* BEGIN *
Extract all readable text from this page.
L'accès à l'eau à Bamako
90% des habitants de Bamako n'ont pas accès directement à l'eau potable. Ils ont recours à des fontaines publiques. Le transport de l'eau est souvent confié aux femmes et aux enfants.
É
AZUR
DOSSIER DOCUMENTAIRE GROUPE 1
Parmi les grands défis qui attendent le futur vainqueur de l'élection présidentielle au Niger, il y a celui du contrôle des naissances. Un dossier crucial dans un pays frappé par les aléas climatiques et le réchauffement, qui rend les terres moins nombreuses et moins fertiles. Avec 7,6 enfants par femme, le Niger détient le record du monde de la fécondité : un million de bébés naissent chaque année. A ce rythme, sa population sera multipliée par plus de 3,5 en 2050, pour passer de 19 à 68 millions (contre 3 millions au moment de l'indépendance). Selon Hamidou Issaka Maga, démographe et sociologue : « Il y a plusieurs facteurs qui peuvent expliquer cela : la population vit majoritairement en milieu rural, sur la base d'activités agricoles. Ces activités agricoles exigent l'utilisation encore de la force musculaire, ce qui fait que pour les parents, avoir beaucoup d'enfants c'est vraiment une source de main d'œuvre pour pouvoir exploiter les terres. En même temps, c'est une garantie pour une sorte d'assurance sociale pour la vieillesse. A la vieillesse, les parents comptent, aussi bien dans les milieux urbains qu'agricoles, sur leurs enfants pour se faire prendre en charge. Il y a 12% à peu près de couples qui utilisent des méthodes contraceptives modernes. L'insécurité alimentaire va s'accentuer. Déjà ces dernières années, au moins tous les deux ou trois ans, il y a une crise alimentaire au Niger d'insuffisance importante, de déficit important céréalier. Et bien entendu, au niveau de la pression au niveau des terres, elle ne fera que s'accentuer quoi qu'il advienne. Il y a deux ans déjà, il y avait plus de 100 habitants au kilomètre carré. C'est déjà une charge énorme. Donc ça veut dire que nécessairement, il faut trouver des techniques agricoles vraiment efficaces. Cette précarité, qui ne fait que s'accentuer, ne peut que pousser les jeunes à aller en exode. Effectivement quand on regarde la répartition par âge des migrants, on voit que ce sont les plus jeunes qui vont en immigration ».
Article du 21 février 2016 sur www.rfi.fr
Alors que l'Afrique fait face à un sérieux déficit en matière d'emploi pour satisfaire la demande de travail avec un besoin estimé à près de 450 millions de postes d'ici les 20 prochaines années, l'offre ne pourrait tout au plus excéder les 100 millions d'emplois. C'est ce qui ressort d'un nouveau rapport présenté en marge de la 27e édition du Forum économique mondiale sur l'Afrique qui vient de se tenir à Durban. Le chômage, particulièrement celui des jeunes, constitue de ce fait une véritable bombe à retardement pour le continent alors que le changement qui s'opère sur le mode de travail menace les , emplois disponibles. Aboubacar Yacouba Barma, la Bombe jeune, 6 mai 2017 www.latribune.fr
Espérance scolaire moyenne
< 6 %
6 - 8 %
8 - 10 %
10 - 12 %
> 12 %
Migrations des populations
* END *
Task goal
Repeat the records above exactly.

Task answer
Extract all readable text from this page.
L'accès à l'eau à Bamako
90% des habitants de Bamako n'ont pas accès directement à l'eau potable. Ils ont recours à des fontaines publiques. Le transport de l'eau est souvent confié aux femmes et aux enfants.
É
AZUR
DOSSIER DOCUMENTAIRE GROUPE 1
Parmi les grands défis qui attendent le futur vainqueur de l'élection présidentielle au Niger, il y a celui du contrôle des naissances. Un dossier crucial dans un pays frappé par les aléas climatiques et le réchauffement, qui rend les terres moins nombreuses et moins fertiles. Avec 7,6 enfants par femme, le Niger détient le record du monde de la fécondité : un million de bébés naissent chaque année. A ce rythme, sa population sera multipliée par plus de 3,5 en 2050, pour passer de 19 à 68 millions (contre 3 millions au moment de l'indépendance). Selon Hamidou Issaka Maga, démographe et sociologue : « Il y a plusieurs facteurs qui peuvent expliquer cela : la population vit majoritairement en milieu rural, sur la base d'activités agricoles. Ces activités agricoles exigent l'utilisation encore de la force musculaire, ce qui fait que pour les parents, avoir beaucoup d'enfants c'est vraiment une source de main d'œuvre pour pouvoir exploiter les terres. En même temps, c'est une garantie pour une sorte d'assurance sociale pour la vieillesse. A la vieillesse, les parents comptent, aussi bien dans les milieux urbains qu'agricoles, sur leurs enfants pour se faire prendre en charge. Il y a 12% à peu près de couples qui utilisent des méthodes contraceptives modernes. L'insécurité alimentaire va s'accentuer. Déjà ces dernières années, au moins tous les deux ou trois ans, il y a une crise alimentaire au Niger d'insuffisance importante, de déficit important céréalier. Et bien entendu, au niveau de la pression au niveau des terres, elle ne fera que s'accentuer quoi qu'il advienne. Il y a deux ans déjà, il y avait plus de 100 habitants au kilomètre carré. C'est déjà une charge énorme. Donc ça veut dire que nécessairement, il faut trouver des techniques agricoles vraiment efficaces. Cette précarité, qui ne fait que s'accentuer, ne peut que pousser les jeunes à aller en exode. Effectivement quand on regarde la répartition par âge des migrants, on voit que ce sont les plus jeunes qui vont en immigration ».
Article du 21 février 2016 sur www.rfi.fr
Alors que l'Afrique fait face à un sérieux déficit en matière d'emploi pour satisfaire la demande de travail avec un besoin estimé à près de 450 millions de postes d'ici les 20 prochaines années, l'offre ne pourrait tout au plus excéder les 100 millions d'emplois. C'est ce qui ressort d'un nouveau rapport présenté en marge de la 27e édition du Forum économique mondiale sur l'Afrique qui vient de se tenir à Durban. Le chômage, particulièrement celui des jeunes, constitue de ce fait une véritable bombe à retardement pour le continent alors que le changement qui s'opère sur le mode de travail menace les , emplois disponibles. Aboubacar Yacouba Barma, la Bombe jeune, 6 mai 2017 www.latribune.fr
Espérance scolaire moyenne
< 6 %
6 - 8 %
8 - 10 %
10 - 12 %
> 12 %
Migrations des populations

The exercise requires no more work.